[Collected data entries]
#####
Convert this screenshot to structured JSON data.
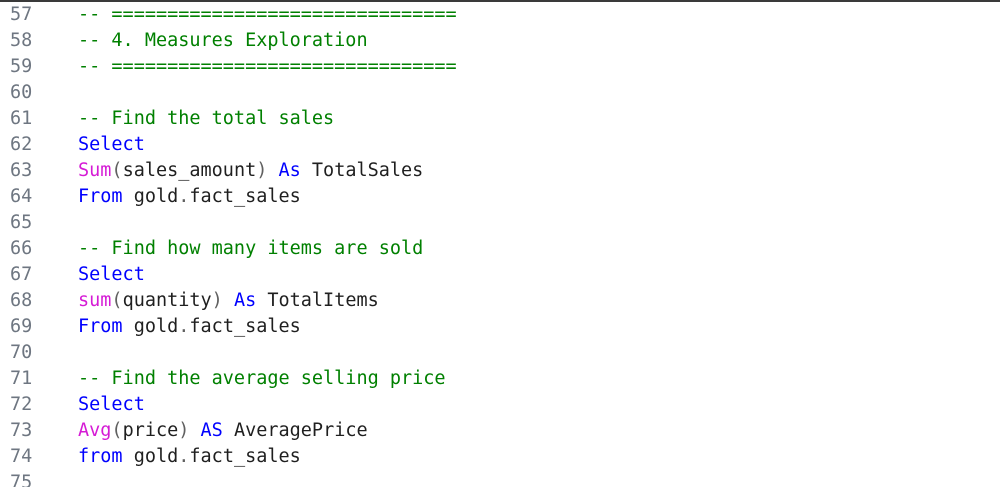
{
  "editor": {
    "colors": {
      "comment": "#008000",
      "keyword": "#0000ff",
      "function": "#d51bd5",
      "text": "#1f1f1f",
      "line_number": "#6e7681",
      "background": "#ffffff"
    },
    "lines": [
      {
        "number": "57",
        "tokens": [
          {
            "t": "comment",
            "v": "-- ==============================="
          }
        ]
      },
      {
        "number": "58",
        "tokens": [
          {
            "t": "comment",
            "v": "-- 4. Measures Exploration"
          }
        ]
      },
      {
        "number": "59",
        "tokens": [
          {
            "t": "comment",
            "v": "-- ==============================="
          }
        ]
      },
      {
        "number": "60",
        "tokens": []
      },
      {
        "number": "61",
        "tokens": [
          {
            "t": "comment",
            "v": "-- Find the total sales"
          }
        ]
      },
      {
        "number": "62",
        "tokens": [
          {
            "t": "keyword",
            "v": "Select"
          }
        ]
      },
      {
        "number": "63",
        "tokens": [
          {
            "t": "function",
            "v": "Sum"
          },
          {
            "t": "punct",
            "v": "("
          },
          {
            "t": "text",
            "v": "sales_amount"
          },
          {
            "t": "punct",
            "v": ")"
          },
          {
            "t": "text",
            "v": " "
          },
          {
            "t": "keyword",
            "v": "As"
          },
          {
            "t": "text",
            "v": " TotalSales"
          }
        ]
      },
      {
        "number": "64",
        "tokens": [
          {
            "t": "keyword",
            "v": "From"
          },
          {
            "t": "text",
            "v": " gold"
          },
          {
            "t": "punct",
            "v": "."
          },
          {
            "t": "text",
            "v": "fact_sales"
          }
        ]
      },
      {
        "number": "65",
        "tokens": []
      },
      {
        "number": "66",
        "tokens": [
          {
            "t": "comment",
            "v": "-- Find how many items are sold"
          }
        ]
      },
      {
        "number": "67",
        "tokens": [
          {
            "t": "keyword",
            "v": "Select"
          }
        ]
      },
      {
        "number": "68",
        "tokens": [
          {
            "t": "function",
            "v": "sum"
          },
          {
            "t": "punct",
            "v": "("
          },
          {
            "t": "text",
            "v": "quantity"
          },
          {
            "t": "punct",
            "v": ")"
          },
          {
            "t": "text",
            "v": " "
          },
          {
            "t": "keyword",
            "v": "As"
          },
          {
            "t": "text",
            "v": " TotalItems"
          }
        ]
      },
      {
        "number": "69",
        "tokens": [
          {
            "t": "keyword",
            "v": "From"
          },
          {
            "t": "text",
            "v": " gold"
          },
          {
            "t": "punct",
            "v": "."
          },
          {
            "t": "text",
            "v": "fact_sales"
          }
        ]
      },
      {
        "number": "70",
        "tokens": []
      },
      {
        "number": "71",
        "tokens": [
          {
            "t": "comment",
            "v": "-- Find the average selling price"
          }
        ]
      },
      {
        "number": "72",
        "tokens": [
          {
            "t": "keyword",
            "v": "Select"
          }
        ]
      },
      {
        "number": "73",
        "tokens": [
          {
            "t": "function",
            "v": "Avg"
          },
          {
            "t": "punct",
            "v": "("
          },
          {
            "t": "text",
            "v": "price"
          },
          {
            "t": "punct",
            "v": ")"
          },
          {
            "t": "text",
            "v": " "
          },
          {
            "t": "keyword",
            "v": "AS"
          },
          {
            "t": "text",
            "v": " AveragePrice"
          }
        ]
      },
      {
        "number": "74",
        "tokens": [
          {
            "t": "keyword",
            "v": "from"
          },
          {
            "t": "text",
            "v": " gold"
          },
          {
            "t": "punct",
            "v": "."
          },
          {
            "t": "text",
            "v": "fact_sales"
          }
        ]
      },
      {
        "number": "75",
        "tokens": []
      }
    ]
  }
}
#####
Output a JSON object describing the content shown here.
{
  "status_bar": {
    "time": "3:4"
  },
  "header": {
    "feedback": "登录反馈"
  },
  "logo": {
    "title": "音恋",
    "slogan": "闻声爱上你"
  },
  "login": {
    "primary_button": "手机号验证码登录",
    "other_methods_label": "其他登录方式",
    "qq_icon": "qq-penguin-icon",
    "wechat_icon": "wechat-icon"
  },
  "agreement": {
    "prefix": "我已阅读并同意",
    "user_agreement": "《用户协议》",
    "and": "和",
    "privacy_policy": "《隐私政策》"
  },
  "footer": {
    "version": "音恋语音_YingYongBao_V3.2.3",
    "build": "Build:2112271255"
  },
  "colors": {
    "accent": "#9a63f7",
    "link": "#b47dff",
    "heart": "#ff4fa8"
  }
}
#####
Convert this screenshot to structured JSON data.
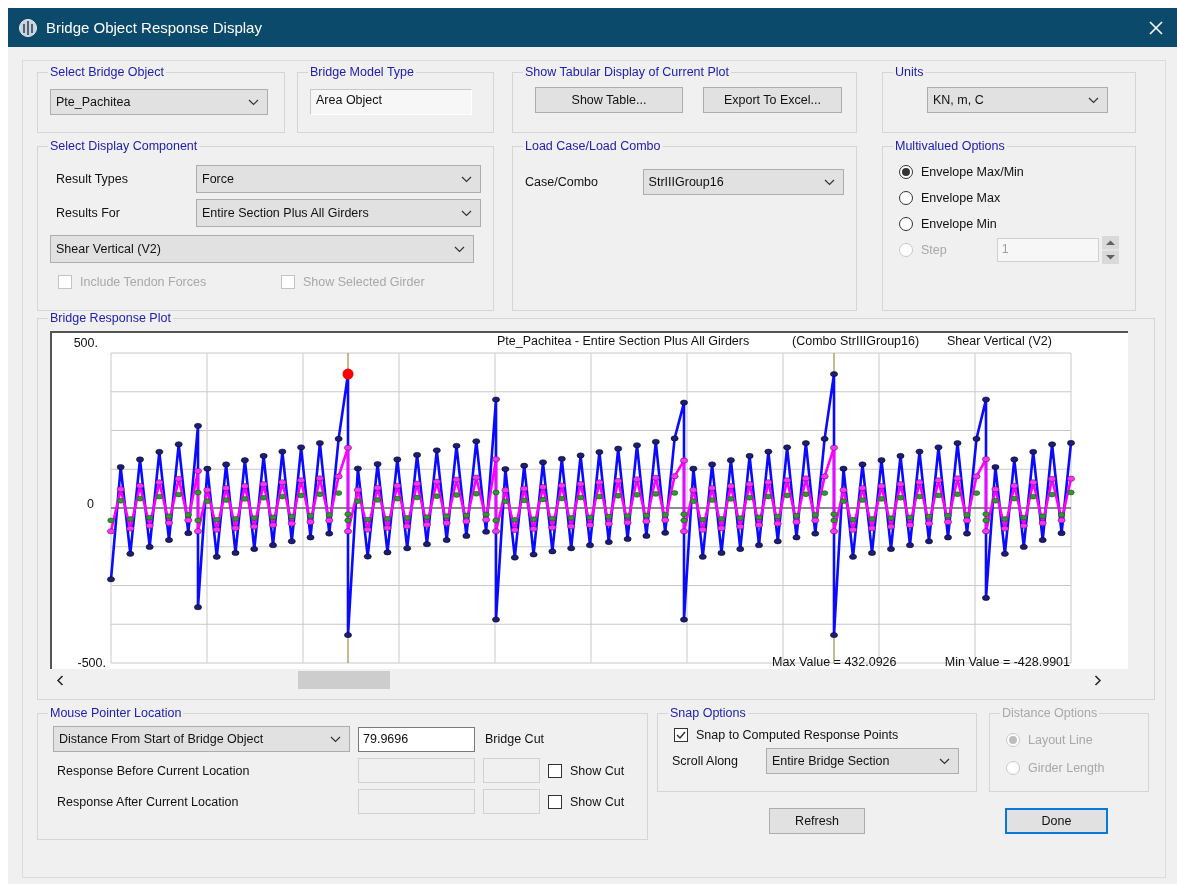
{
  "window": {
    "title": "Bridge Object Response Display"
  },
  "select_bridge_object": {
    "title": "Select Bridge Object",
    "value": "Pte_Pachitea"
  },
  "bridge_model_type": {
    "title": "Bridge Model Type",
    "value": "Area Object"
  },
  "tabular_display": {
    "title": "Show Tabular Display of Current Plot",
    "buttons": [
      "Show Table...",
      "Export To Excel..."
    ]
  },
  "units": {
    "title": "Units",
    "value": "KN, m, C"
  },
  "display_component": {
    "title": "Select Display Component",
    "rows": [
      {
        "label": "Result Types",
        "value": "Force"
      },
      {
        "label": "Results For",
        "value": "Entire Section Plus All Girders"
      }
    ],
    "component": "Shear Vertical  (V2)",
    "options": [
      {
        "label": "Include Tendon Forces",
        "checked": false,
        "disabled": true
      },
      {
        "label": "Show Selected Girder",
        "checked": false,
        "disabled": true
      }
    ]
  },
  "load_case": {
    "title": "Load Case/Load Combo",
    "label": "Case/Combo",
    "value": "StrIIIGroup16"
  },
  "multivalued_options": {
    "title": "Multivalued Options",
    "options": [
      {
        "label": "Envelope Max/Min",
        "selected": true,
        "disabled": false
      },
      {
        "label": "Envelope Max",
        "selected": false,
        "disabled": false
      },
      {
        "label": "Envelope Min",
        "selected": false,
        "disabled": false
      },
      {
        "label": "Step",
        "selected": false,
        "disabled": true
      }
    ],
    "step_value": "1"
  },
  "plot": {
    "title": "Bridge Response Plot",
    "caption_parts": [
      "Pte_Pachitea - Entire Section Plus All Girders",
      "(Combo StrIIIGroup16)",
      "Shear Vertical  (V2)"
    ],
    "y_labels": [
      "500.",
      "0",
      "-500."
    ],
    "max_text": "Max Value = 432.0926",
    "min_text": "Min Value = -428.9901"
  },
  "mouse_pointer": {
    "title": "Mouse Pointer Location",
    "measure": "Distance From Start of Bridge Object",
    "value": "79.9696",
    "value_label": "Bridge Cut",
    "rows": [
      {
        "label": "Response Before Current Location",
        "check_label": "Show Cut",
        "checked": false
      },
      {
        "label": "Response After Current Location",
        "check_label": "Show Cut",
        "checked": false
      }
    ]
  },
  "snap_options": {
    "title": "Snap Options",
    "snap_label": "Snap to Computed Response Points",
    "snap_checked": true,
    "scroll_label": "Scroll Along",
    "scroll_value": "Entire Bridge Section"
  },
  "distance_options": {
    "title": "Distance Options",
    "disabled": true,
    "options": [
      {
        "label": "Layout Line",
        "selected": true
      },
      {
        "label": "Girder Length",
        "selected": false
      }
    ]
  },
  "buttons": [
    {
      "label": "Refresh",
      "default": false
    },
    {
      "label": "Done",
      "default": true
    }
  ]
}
#####
§ **Aim of the task**
Scan the entries above for the word "Combo" and collect each line holding it.

§ **Answer**
    "title": "Load Case/Load Combo",
    "label": "Case/Combo",
      "(Combo StrIIIGroup16)",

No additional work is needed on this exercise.